Reproduce all of the data word for word.

** start of Material provided **

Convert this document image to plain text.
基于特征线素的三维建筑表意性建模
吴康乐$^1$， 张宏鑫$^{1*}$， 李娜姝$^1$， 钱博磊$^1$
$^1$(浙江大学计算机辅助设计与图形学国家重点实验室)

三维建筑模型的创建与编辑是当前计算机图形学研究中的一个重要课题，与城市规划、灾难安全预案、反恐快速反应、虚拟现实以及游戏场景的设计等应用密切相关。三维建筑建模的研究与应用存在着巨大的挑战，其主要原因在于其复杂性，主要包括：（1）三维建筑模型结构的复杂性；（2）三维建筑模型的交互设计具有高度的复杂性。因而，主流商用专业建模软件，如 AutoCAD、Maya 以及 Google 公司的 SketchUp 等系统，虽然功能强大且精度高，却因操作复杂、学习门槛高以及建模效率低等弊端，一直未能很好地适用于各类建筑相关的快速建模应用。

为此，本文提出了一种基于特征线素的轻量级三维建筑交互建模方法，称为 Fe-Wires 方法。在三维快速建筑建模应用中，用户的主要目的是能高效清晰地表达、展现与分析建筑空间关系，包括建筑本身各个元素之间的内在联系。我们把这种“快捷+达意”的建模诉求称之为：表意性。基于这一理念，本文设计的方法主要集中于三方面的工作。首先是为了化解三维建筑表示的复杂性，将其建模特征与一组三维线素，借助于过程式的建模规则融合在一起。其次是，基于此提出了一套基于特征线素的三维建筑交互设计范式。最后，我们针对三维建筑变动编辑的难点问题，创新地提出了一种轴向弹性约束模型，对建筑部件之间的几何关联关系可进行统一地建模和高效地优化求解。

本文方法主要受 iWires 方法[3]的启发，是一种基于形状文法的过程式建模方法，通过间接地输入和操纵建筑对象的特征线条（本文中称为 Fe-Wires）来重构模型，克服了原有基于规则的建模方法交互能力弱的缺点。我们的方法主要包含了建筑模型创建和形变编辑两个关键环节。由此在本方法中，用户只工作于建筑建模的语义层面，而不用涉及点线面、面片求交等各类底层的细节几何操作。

** end of Material provided **

Task output =>
Convert this document image to plain text.
基于特征线素的三维建筑表意性建模
吴康乐$^1$， 张宏鑫$^{1*}$， 李娜姝$^1$， 钱博磊$^1$
$^1$(浙江大学计算机辅助设计与图形学国家重点实验室)

三维建筑模型的创建与编辑是当前计算机图形学研究中的一个重要课题，与城市规划、灾难安全预案、反恐快速反应、虚拟现实以及游戏场景的设计等应用密切相关。三维建筑建模的研究与应用存在着巨大的挑战，其主要原因在于其复杂性，主要包括：（1）三维建筑模型结构的复杂性；（2）三维建筑模型的交互设计具有高度的复杂性。因而，主流商用专业建模软件，如 AutoCAD、Maya 以及 Google 公司的 SketchUp 等系统，虽然功能强大且精度高，却因操作复杂、学习门槛高以及建模效率低等弊端，一直未能很好地适用于各类建筑相关的快速建模应用。

为此，本文提出了一种基于特征线素的轻量级三维建筑交互建模方法，称为 Fe-Wires 方法。在三维快速建筑建模应用中，用户的主要目的是能高效清晰地表达、展现与分析建筑空间关系，包括建筑本身各个元素之间的内在联系。我们把这种“快捷+达意”的建模诉求称之为：表意性。基于这一理念，本文设计的方法主要集中于三方面的工作。首先是为了化解三维建筑表示的复杂性，将其建模特征与一组三维线素，借助于过程式的建模规则融合在一起。其次是，基于此提出了一套基于特征线素的三维建筑交互设计范式。最后，我们针对三维建筑变动编辑的难点问题，创新地提出了一种轴向弹性约束模型，对建筑部件之间的几何关联关系可进行统一地建模和高效地优化求解。

本文方法主要受 iWires 方法[3]的启发，是一种基于形状文法的过程式建模方法，通过间接地输入和操纵建筑对象的特征线条（本文中称为 Fe-Wires）来重构模型，克服了原有基于规则的建模方法交互能力弱的缺点。我们的方法主要包含了建筑模型创建和形变编辑两个关键环节。由此在本方法中，用户只工作于建筑建模的语义层面，而不用涉及点线面、面片求交等各类底层的细节几何操作。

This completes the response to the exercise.